Copy the lines below as they are; omit the images they contain.

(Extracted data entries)
◆ ◆ ◆ ◆ ◆ ◆ ◆
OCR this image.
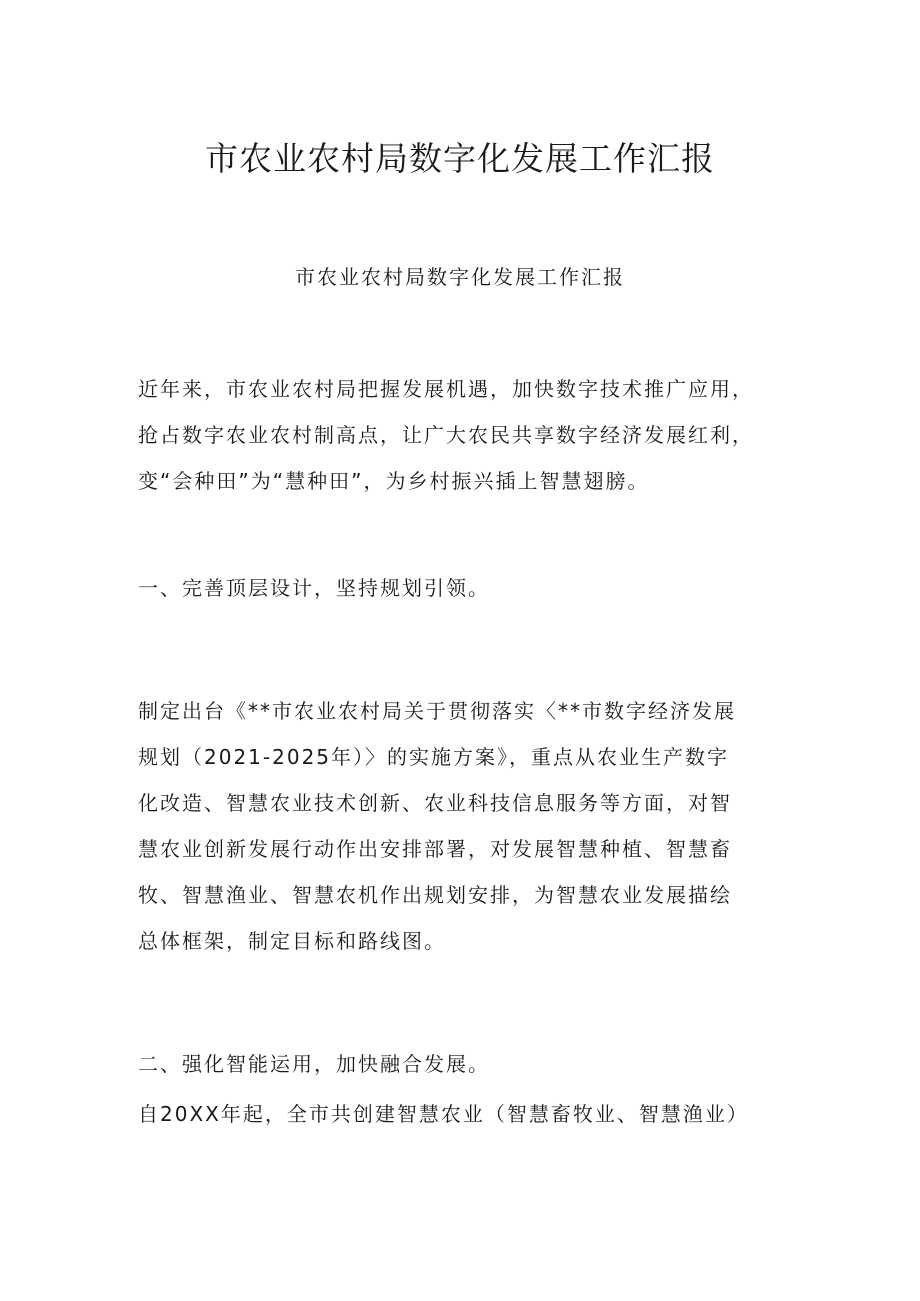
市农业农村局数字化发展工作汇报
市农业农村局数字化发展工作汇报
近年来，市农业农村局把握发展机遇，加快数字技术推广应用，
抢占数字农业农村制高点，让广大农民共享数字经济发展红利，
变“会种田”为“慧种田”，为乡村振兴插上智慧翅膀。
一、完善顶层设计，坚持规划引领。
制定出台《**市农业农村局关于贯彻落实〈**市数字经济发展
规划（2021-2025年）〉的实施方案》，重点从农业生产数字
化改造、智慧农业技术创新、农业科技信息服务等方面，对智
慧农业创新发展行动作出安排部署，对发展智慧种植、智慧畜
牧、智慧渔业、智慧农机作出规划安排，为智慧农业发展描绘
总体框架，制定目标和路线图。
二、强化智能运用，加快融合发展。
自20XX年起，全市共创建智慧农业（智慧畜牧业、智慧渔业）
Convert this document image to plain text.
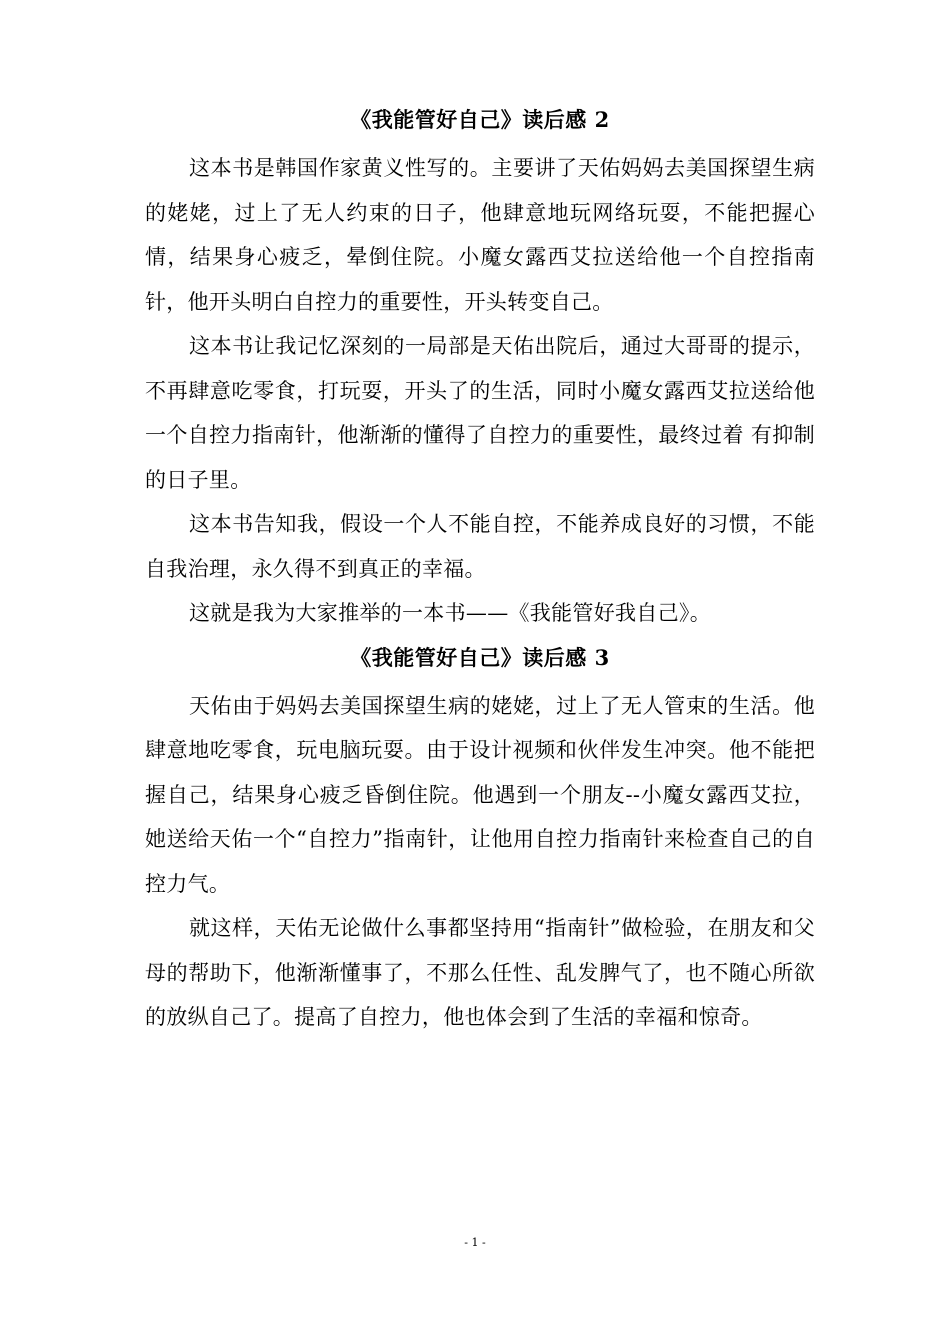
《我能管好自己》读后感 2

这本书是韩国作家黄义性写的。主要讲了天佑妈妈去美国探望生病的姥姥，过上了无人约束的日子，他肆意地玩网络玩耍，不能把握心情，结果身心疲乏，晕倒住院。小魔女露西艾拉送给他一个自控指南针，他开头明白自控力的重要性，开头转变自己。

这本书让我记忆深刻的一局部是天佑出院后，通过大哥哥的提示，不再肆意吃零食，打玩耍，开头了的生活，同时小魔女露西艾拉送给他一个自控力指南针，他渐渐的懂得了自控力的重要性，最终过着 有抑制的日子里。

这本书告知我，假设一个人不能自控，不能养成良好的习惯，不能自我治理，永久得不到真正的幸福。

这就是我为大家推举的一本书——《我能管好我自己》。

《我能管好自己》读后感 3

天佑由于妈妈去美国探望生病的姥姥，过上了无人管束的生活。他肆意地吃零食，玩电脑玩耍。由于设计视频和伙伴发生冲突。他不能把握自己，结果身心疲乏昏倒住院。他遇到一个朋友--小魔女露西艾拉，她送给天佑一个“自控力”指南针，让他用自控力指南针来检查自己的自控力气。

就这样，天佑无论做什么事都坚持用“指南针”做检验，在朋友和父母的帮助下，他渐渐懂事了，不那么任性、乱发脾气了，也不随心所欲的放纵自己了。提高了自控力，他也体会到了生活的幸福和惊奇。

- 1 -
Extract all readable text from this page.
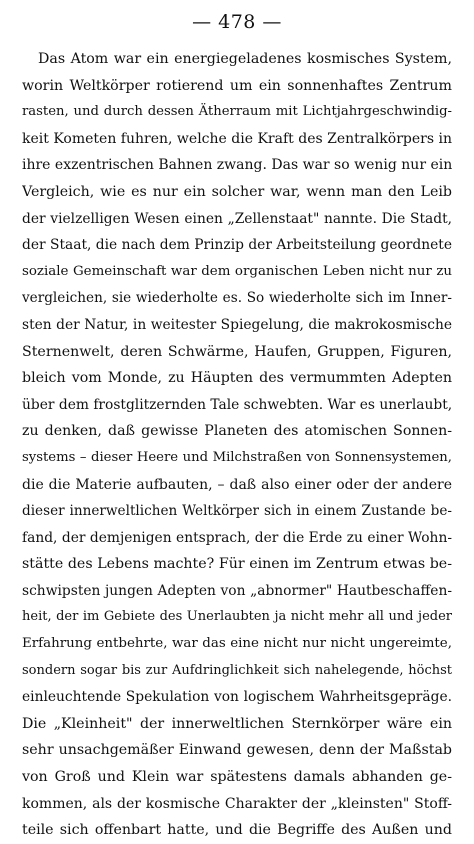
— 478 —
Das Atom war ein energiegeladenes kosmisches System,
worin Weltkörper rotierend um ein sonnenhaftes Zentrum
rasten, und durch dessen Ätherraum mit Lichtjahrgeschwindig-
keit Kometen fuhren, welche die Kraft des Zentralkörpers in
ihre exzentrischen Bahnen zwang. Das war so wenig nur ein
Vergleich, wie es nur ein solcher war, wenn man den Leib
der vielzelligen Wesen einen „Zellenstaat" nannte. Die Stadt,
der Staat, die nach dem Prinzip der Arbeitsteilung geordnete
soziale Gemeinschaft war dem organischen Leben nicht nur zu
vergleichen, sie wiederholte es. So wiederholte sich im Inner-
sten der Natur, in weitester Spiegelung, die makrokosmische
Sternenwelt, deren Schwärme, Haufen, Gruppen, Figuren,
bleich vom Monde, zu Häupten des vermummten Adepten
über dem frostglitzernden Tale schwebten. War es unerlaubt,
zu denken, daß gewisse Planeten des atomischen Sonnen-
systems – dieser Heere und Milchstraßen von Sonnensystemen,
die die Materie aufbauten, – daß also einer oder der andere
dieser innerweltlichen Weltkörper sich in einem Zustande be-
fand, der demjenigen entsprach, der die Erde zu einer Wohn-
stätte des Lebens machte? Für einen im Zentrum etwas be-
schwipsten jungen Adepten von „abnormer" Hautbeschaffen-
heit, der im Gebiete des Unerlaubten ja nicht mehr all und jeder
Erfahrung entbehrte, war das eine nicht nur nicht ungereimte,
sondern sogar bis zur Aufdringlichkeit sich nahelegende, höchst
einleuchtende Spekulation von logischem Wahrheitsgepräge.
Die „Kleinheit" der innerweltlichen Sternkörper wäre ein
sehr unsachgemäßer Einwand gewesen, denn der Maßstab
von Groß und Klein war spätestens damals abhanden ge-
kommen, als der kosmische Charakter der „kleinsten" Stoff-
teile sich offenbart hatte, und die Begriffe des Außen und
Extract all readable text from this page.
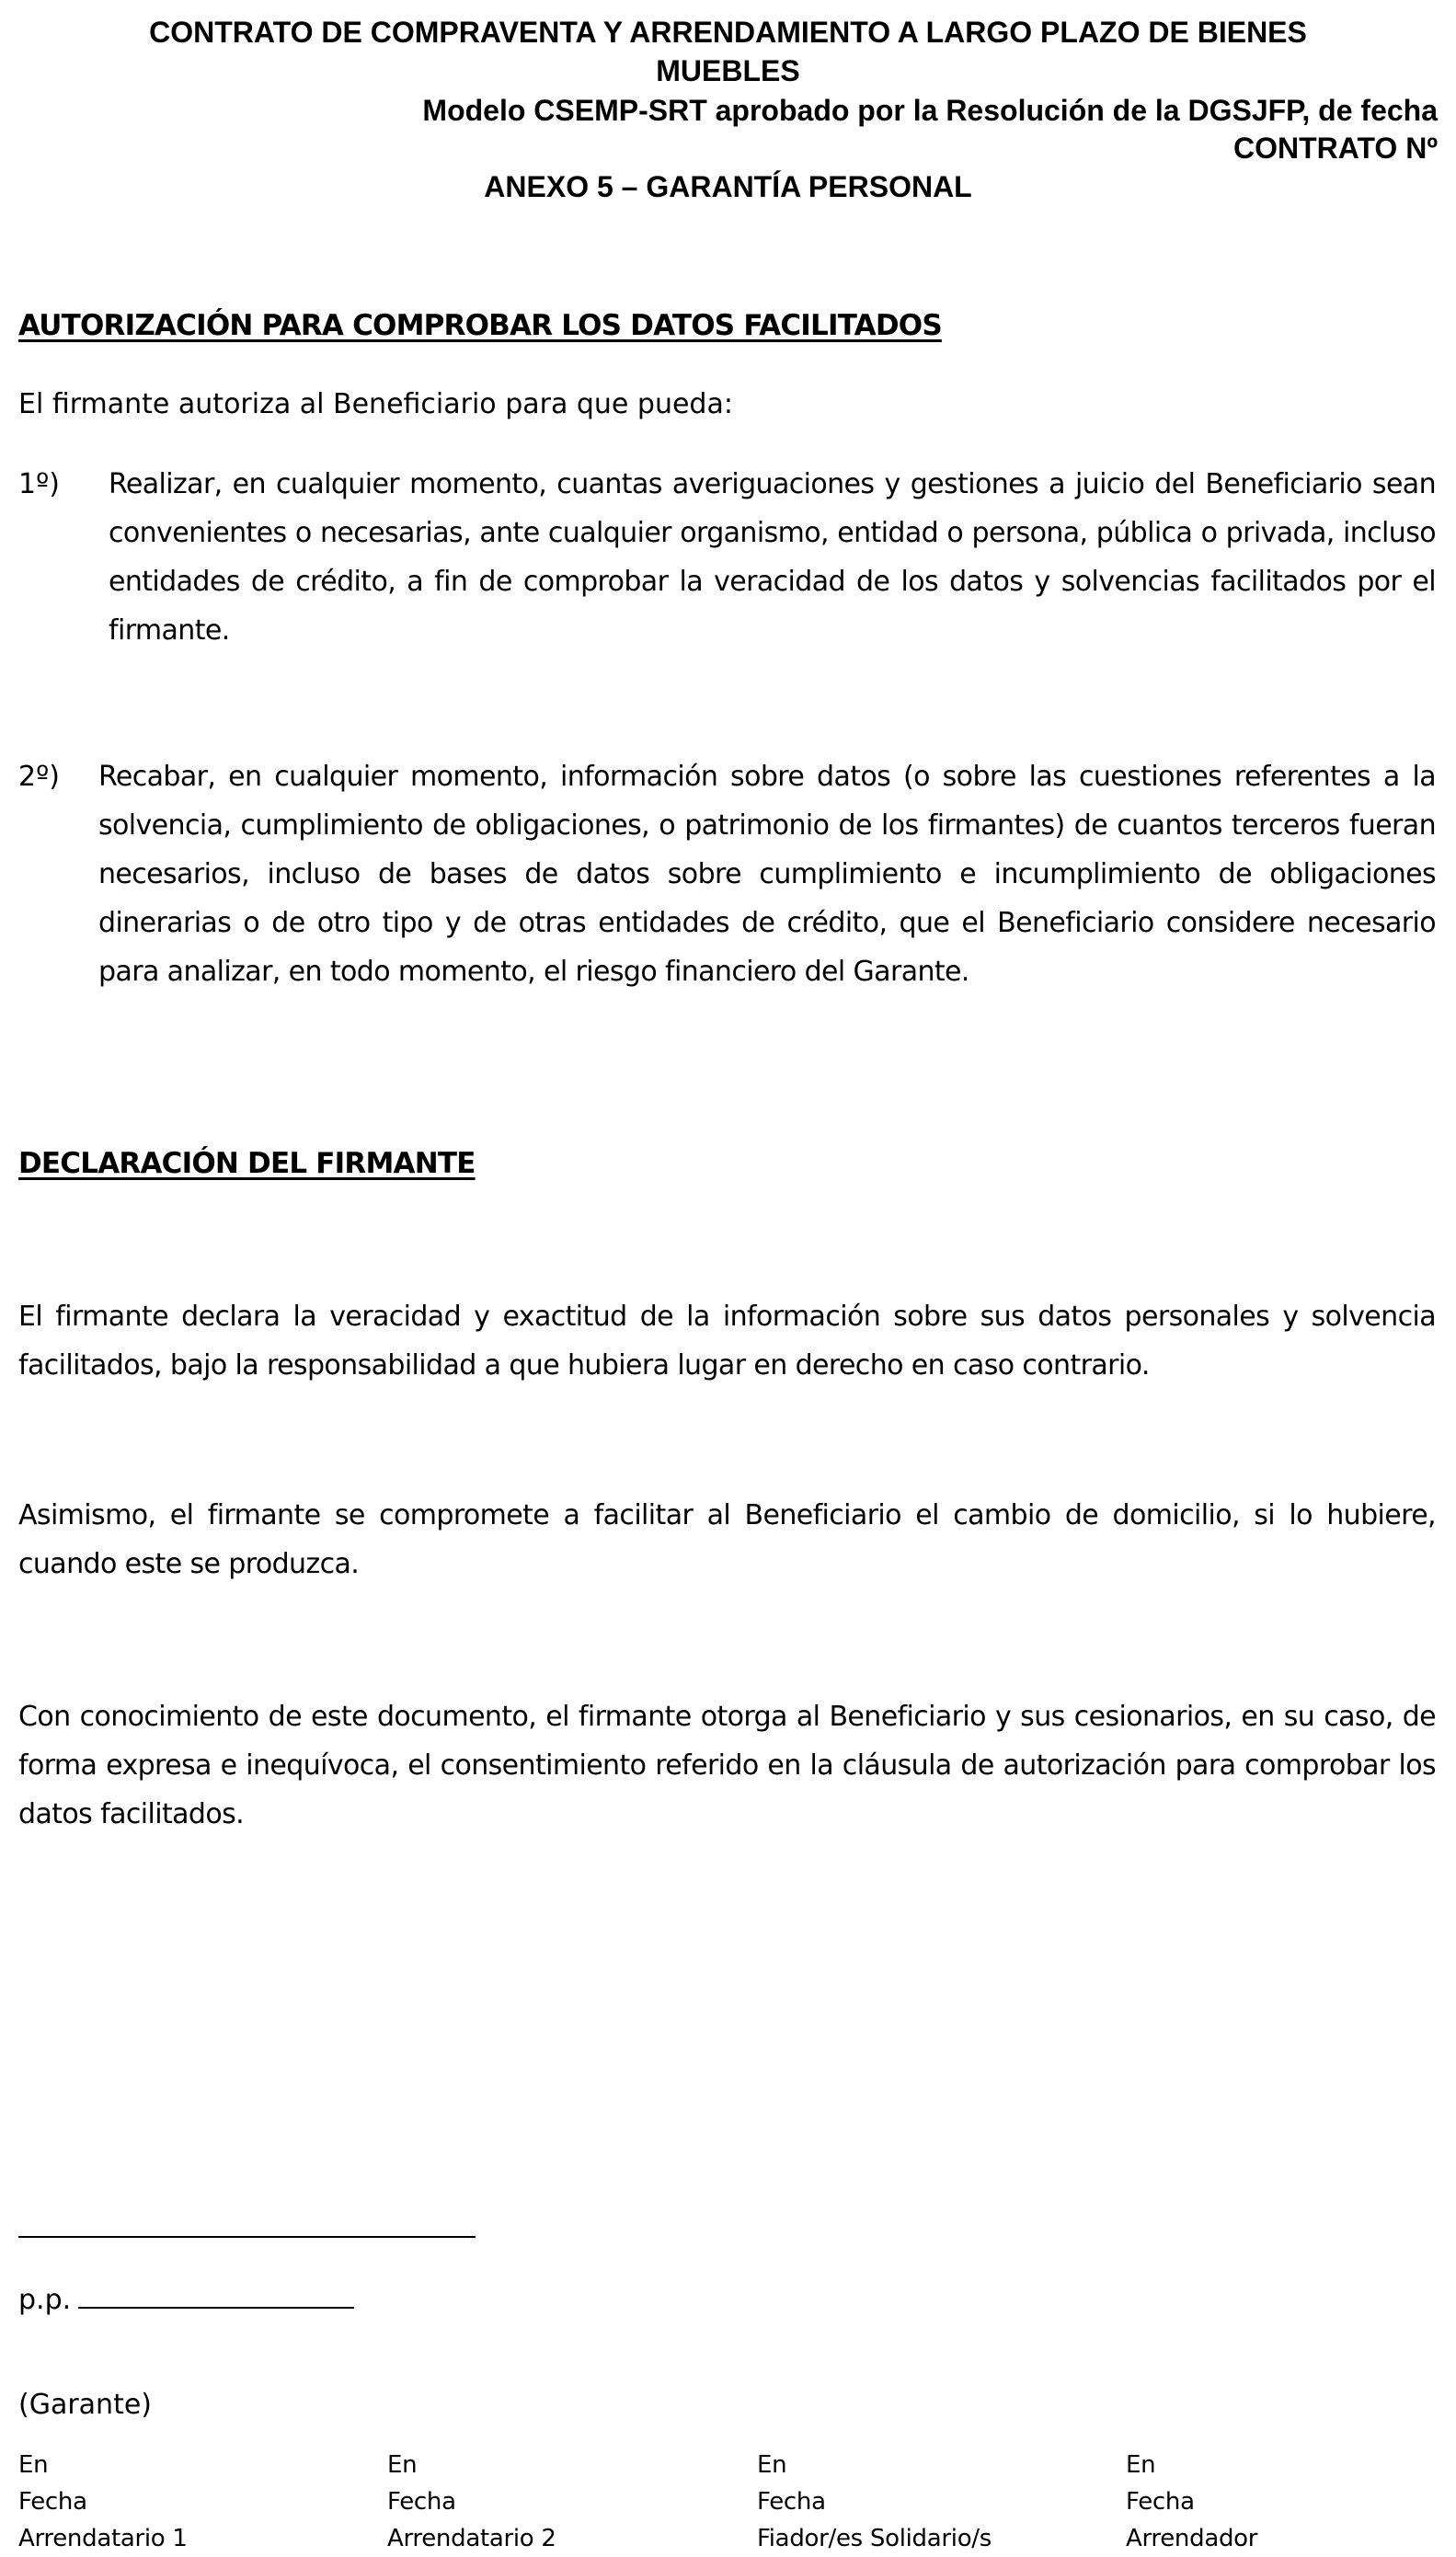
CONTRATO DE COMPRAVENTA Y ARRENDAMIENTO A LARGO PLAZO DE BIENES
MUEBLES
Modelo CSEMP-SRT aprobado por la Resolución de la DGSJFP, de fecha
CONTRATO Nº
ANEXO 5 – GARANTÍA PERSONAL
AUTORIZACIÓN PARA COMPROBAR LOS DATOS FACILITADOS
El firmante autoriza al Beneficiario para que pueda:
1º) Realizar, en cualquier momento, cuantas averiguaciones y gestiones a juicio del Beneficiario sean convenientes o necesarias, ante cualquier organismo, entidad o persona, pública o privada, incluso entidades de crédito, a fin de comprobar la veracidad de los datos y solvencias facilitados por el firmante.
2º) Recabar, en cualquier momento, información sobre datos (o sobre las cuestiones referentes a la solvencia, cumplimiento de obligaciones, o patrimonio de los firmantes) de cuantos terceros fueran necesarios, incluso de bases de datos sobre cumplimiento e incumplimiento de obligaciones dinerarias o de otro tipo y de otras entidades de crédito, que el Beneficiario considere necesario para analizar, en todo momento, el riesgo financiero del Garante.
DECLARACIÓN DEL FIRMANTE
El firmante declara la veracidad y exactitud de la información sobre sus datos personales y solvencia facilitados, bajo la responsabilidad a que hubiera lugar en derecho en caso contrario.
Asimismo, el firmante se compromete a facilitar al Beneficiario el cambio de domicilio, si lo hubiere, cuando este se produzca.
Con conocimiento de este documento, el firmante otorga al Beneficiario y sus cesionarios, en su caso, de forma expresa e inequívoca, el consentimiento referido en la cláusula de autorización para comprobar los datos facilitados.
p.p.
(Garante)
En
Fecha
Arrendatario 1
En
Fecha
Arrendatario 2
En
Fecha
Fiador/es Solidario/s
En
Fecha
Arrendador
◆ ◆ ◆ ◆ ◆ ◆ ◆
**RESULT**
OCR this image.
市农业农村局数字化发展工作汇报
市农业农村局数字化发展工作汇报
近年来，市农业农村局把握发展机遇，加快数字技术推广应用，
抢占数字农业农村制高点，让广大农民共享数字经济发展红利，
变“会种田”为“慧种田”，为乡村振兴插上智慧翅膀。
一、完善顶层设计，坚持规划引领。
制定出台《**市农业农村局关于贯彻落实〈**市数字经济发展
规划（2021-2025年）〉的实施方案》，重点从农业生产数字
化改造、智慧农业技术创新、农业科技信息服务等方面，对智
慧农业创新发展行动作出安排部署，对发展智慧种植、智慧畜
牧、智慧渔业、智慧农机作出规划安排，为智慧农业发展描绘
总体框架，制定目标和路线图。
二、强化智能运用，加快融合发展。
自20XX年起，全市共创建智慧农业（智慧畜牧业、智慧渔业）
Convert this document image to plain text.
《我能管好自己》读后感 2

这本书是韩国作家黄义性写的。主要讲了天佑妈妈去美国探望生病的姥姥，过上了无人约束的日子，他肆意地玩网络玩耍，不能把握心情，结果身心疲乏，晕倒住院。小魔女露西艾拉送给他一个自控指南针，他开头明白自控力的重要性，开头转变自己。

这本书让我记忆深刻的一局部是天佑出院后，通过大哥哥的提示，不再肆意吃零食，打玩耍，开头了的生活，同时小魔女露西艾拉送给他一个自控力指南针，他渐渐的懂得了自控力的重要性，最终过着 有抑制的日子里。

这本书告知我，假设一个人不能自控，不能养成良好的习惯，不能自我治理，永久得不到真正的幸福。

这就是我为大家推举的一本书——《我能管好我自己》。

《我能管好自己》读后感 3

天佑由于妈妈去美国探望生病的姥姥，过上了无人管束的生活。他肆意地吃零食，玩电脑玩耍。由于设计视频和伙伴发生冲突。他不能把握自己，结果身心疲乏昏倒住院。他遇到一个朋友--小魔女露西艾拉，她送给天佑一个“自控力”指南针，让他用自控力指南针来检查自己的自控力气。

就这样，天佑无论做什么事都坚持用“指南针”做检验，在朋友和父母的帮助下，他渐渐懂事了，不那么任性、乱发脾气了，也不随心所欲的放纵自己了。提高了自控力，他也体会到了生活的幸福和惊奇。

- 1 -
Extract all readable text from this page.
— 478 —
Das Atom war ein energiegeladenes kosmisches System,
worin Weltkörper rotierend um ein sonnenhaftes Zentrum
rasten, und durch dessen Ätherraum mit Lichtjahrgeschwindig-
keit Kometen fuhren, welche die Kraft des Zentralkörpers in
ihre exzentrischen Bahnen zwang. Das war so wenig nur ein
Vergleich, wie es nur ein solcher war, wenn man den Leib
der vielzelligen Wesen einen „Zellenstaat" nannte. Die Stadt,
der Staat, die nach dem Prinzip der Arbeitsteilung geordnete
soziale Gemeinschaft war dem organischen Leben nicht nur zu
vergleichen, sie wiederholte es. So wiederholte sich im Inner-
sten der Natur, in weitester Spiegelung, die makrokosmische
Sternenwelt, deren Schwärme, Haufen, Gruppen, Figuren,
bleich vom Monde, zu Häupten des vermummten Adepten
über dem frostglitzernden Tale schwebten. War es unerlaubt,
zu denken, daß gewisse Planeten des atomischen Sonnen-
systems – dieser Heere und Milchstraßen von Sonnensystemen,
die die Materie aufbauten, – daß also einer oder der andere
dieser innerweltlichen Weltkörper sich in einem Zustande be-
fand, der demjenigen entsprach, der die Erde zu einer Wohn-
stätte des Lebens machte? Für einen im Zentrum etwas be-
schwipsten jungen Adepten von „abnormer" Hautbeschaffen-
heit, der im Gebiete des Unerlaubten ja nicht mehr all und jeder
Erfahrung entbehrte, war das eine nicht nur nicht ungereimte,
sondern sogar bis zur Aufdringlichkeit sich nahelegende, höchst
einleuchtende Spekulation von logischem Wahrheitsgepräge.
Die „Kleinheit" der innerweltlichen Sternkörper wäre ein
sehr unsachgemäßer Einwand gewesen, denn der Maßstab
von Groß und Klein war spätestens damals abhanden ge-
kommen, als der kosmische Charakter der „kleinsten" Stoff-
teile sich offenbart hatte, und die Begriffe des Außen und
Extract all readable text from this page.
CONTRATO DE COMPRAVENTA Y ARRENDAMIENTO A LARGO PLAZO DE BIENES
MUEBLES
Modelo CSEMP-SRT aprobado por la Resolución de la DGSJFP, de fecha
CONTRATO Nº
ANEXO 5 – GARANTÍA PERSONAL
AUTORIZACIÓN PARA COMPROBAR LOS DATOS FACILITADOS
El firmante autoriza al Beneficiario para que pueda:
1º) Realizar, en cualquier momento, cuantas averiguaciones y gestiones a juicio del Beneficiario sean convenientes o necesarias, ante cualquier organismo, entidad o persona, pública o privada, incluso entidades de crédito, a fin de comprobar la veracidad de los datos y solvencias facilitados por el firmante.
2º) Recabar, en cualquier momento, información sobre datos (o sobre las cuestiones referentes a la solvencia, cumplimiento de obligaciones, o patrimonio de los firmantes) de cuantos terceros fueran necesarios, incluso de bases de datos sobre cumplimiento e incumplimiento de obligaciones dinerarias o de otro tipo y de otras entidades de crédito, que el Beneficiario considere necesario para analizar, en todo momento, el riesgo financiero del Garante.
DECLARACIÓN DEL FIRMANTE
El firmante declara la veracidad y exactitud de la información sobre sus datos personales y solvencia facilitados, bajo la responsabilidad a que hubiera lugar en derecho en caso contrario.
Asimismo, el firmante se compromete a facilitar al Beneficiario el cambio de domicilio, si lo hubiere, cuando este se produzca.
Con conocimiento de este documento, el firmante otorga al Beneficiario y sus cesionarios, en su caso, de forma expresa e inequívoca, el consentimiento referido en la cláusula de autorización para comprobar los datos facilitados.
p.p.
(Garante)
En
Fecha
Arrendatario 1
En
Fecha
Arrendatario 2
En
Fecha
Fiador/es Solidario/s
En
Fecha
Arrendador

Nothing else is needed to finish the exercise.